* Begin *

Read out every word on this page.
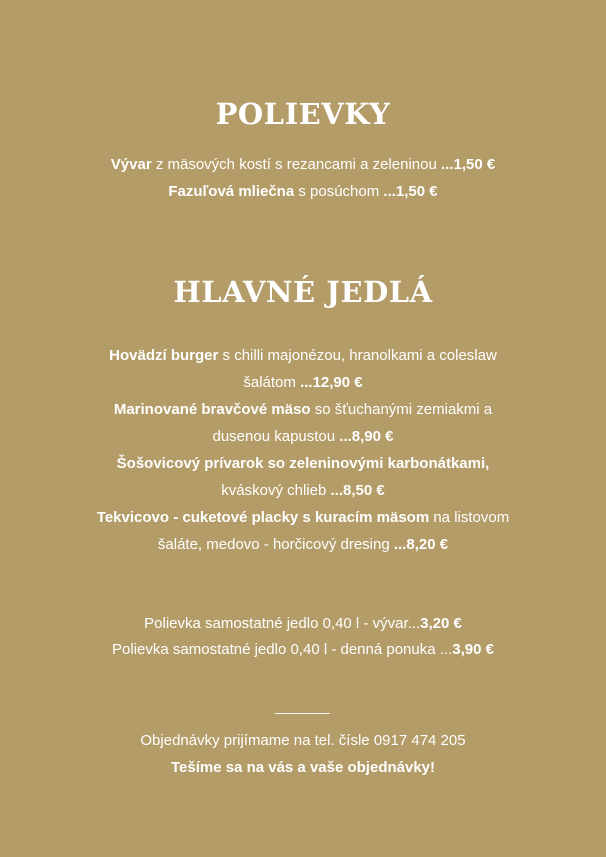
POLIEVKY

Vývar z mäsových kostí s rezancami a zeleninou ...1,50 €

Fazuľová mliečna s posúchom ...1,50 €

HLAVNÉ JEDLÁ

Hovädzí burger s chilli majonézou, hranolkami a coleslaw

šalátom ...12,90 €

Marinované bravčové mäso so šťuchanými zemiakmi a

dusenou kapustou ...8,90 €

Šošovicový prívarok so zeleninovými karbonátkami,

kváskový chlieb ...8,50 €

Tekvicovo - cuketové placky s kuracím mäsom na listovom

šaláte, medovo - horčicový dresing ...8,20 €

Polievka samostatné jedlo 0,40 l - vývar...3,20 €

Polievka samostatné jedlo 0,40 l - denná ponuka ...3,90 €

Objednávky prijímame na tel. čísle 0917 474 205

Tešíme sa na vás a vaše objednávky!
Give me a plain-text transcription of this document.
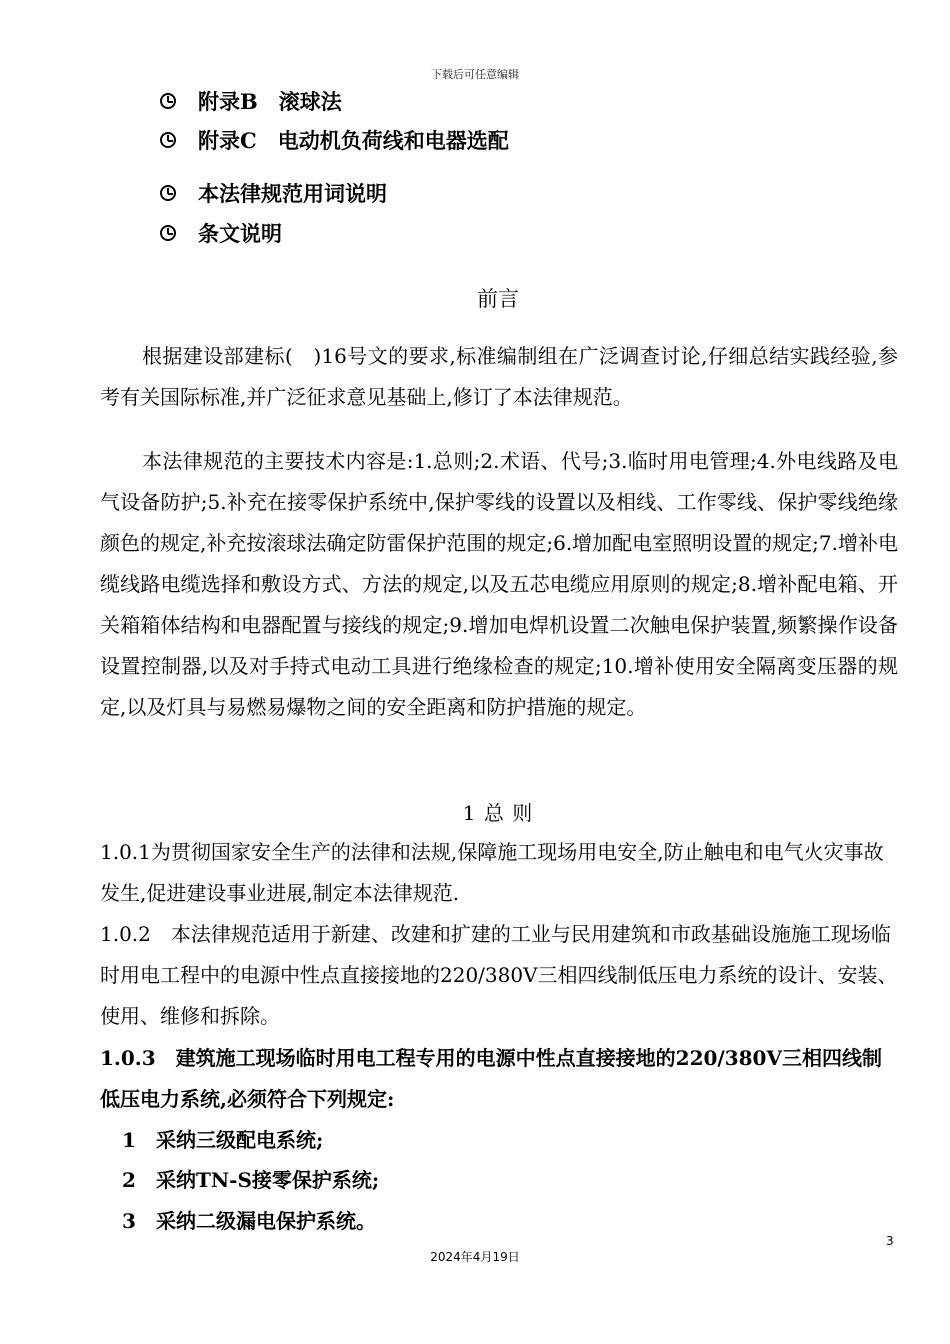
下载后可任意编辑
附录B　滚球法
附录C　电动机负荷线和电器选配
本法律规范用词说明
条文说明
前言
根据建设部建标(　)16号文的要求,标准编制组在广泛调查讨论,仔细总结实践经验,参考有关国际标准,并广泛征求意见基础上,修订了本法律规范。
本法律规范的主要技术内容是:1.总则;2.术语、代号;3.临时用电管理;4.外电线路及电气设备防护;5.补充在接零保护系统中,保护零线的设置以及相线、工作零线、保护零线绝缘颜色的规定,补充按滚球法确定防雷保护范围的规定;6.增加配电室照明设置的规定;7.增补电缆线路电缆选择和敷设方式、方法的规定,以及五芯电缆应用原则的规定;8.增补配电箱、开关箱箱体结构和电器配置与接线的规定;9.增加电焊机设置二次触电保护装置,频繁操作设备设置控制器,以及对手持式电动工具进行绝缘检查的规定;10.增补使用安全隔离变压器的规定,以及灯具与易燃易爆物之间的安全距离和防护措施的规定。
1 总 则
1.0.1为贯彻国家安全生产的法律和法规,保障施工现场用电安全,防止触电和电气火灾事故发生,促进建设事业进展,制定本法律规范.
1.0.2　本法律规范适用于新建、改建和扩建的工业与民用建筑和市政基础设施施工现场临时用电工程中的电源中性点直接接地的220/380V三相四线制低压电力系统的设计、安装、使用、维修和拆除。
1.0.3　建筑施工现场临时用电工程专用的电源中性点直接接地的220/380V三相四线制低压电力系统,必须符合下列规定:
1 采纳三级配电系统;
2 采纳TN-S接零保护系统;
3 采纳二级漏电保护系统。
3
2024年4月19日
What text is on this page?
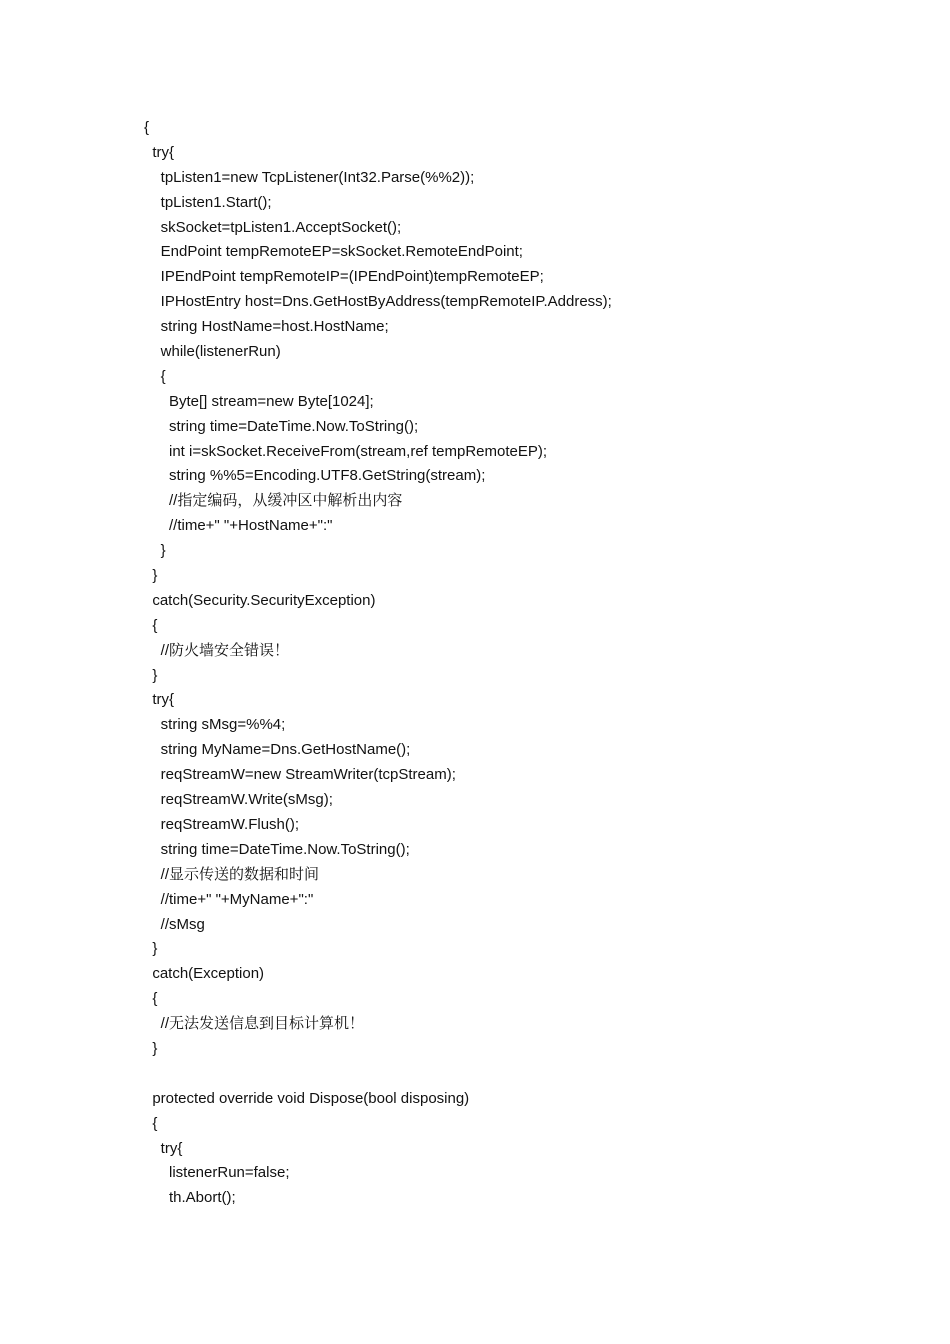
{
try{
tpListen1=new TcpListener(Int32.Parse(%%2));
tpListen1.Start();
skSocket=tpListen1.AcceptSocket();
EndPoint tempRemoteEP=skSocket.RemoteEndPoint;
IPEndPoint tempRemoteIP=(IPEndPoint)tempRemoteEP;
IPHostEntry host=Dns.GetHostByAddress(tempRemoteIP.Address);
string HostName=host.HostName;
while(listenerRun)
{
Byte[] stream=new Byte[1024];
string time=DateTime.Now.ToString();
int i=skSocket.ReceiveFrom(stream,ref tempRemoteEP);
string %%5=Encoding.UTF8.GetString(stream);
//指定编码，从缓冲区中解析出内容
//time+" "+HostName+":"
}
}
catch(Security.SecurityException)
{
//防火墙安全错误！
}
try{
string sMsg=%%4;
string MyName=Dns.GetHostName();
reqStreamW=new StreamWriter(tcpStream);
reqStreamW.Write(sMsg);
reqStreamW.Flush();
string time=DateTime.Now.ToString();
//显示传送的数据和时间
//time+" "+MyName+":"
//sMsg
}
catch(Exception)
{
//无法发送信息到目标计算机！
}
protected override void Dispose(bool disposing)
{
try{
listenerRun=false;
th.Abort();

* End *

• Your objective: Say, as a number only, how many lines of the data contain "sMsg".

• Exercise response: 3